Your instructions:
Word for word, transcribe the lines below and drop the pictures.

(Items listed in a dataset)
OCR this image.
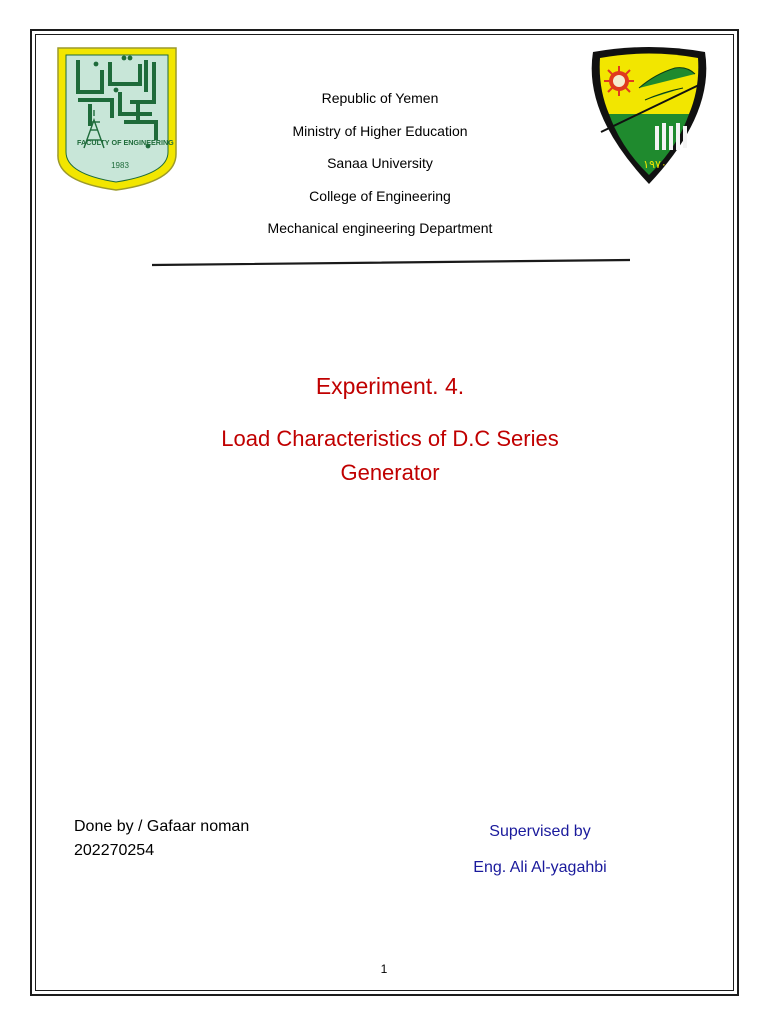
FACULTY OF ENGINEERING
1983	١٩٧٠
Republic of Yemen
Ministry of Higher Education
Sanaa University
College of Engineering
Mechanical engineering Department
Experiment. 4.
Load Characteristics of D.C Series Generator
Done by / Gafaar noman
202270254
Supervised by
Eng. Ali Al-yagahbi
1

Answer for the task:
OCR this image.
FACULTY OF ENGINEERING
1983	١٩٧٠
Republic of Yemen
Ministry of Higher Education
Sanaa University
College of Engineering
Mechanical engineering Department
Experiment. 4.
Load Characteristics of D.C Series Generator
Done by / Gafaar noman
202270254
Supervised by
Eng. Ali Al-yagahbi
1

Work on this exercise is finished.